Only the lines from the one containing "Transcribe the text in this document." through the final line of the material below should be output, exactly as they stand.

▸ **RECORD EXTRACTS**
* Start *
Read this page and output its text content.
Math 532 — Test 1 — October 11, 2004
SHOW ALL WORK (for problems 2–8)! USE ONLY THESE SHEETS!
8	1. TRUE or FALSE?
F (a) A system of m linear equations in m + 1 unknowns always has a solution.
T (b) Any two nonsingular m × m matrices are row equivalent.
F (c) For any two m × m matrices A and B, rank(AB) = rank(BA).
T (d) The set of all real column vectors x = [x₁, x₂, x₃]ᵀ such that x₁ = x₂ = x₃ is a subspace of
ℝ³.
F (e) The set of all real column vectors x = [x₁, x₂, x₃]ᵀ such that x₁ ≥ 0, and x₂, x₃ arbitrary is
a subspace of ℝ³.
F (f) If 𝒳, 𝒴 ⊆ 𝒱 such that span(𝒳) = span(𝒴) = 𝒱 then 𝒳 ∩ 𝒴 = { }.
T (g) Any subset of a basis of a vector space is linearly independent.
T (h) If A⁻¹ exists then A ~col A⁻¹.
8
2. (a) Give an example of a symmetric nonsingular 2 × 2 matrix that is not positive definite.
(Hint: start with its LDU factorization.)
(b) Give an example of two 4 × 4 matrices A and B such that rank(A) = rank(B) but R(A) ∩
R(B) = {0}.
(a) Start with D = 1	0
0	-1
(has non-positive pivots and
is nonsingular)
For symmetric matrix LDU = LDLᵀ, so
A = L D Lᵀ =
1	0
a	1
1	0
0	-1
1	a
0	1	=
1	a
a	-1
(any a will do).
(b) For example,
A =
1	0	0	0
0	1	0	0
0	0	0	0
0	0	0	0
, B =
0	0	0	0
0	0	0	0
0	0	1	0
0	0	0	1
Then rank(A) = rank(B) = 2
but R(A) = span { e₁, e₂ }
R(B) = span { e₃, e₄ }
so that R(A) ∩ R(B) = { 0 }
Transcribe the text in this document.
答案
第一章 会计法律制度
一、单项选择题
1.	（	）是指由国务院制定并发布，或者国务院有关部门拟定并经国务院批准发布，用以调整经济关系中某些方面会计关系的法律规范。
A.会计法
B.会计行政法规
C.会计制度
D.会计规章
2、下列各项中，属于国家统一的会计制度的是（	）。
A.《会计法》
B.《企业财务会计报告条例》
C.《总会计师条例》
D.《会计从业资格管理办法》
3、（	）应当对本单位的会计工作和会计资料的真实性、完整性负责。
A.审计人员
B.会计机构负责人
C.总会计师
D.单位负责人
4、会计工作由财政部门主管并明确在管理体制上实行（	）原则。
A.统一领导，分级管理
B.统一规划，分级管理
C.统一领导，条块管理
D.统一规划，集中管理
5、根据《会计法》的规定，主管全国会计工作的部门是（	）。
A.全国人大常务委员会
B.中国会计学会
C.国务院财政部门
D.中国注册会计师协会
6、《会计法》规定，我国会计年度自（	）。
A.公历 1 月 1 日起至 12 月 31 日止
* End *
▸ **EXERCISE RESPONSE**
Transcribe the text in this document.
答案
第一章 会计法律制度
一、单项选择题
1.	（	）是指由国务院制定并发布，或者国务院有关部门拟定并经国务院批准发布，用以调整经济关系中某些方面会计关系的法律规范。
A.会计法
B.会计行政法规
C.会计制度
D.会计规章
2、下列各项中，属于国家统一的会计制度的是（	）。
A.《会计法》
B.《企业财务会计报告条例》
C.《总会计师条例》
D.《会计从业资格管理办法》
3、（	）应当对本单位的会计工作和会计资料的真实性、完整性负责。
A.审计人员
B.会计机构负责人
C.总会计师
D.单位负责人
4、会计工作由财政部门主管并明确在管理体制上实行（	）原则。
A.统一领导，分级管理
B.统一规划，分级管理
C.统一领导，条块管理
D.统一规划，集中管理
5、根据《会计法》的规定，主管全国会计工作的部门是（	）。
A.全国人大常务委员会
B.中国会计学会
C.国务院财政部门
D.中国注册会计师协会
6、《会计法》规定，我国会计年度自（	）。
A.公历 1 月 1 日起至 12 月 31 日止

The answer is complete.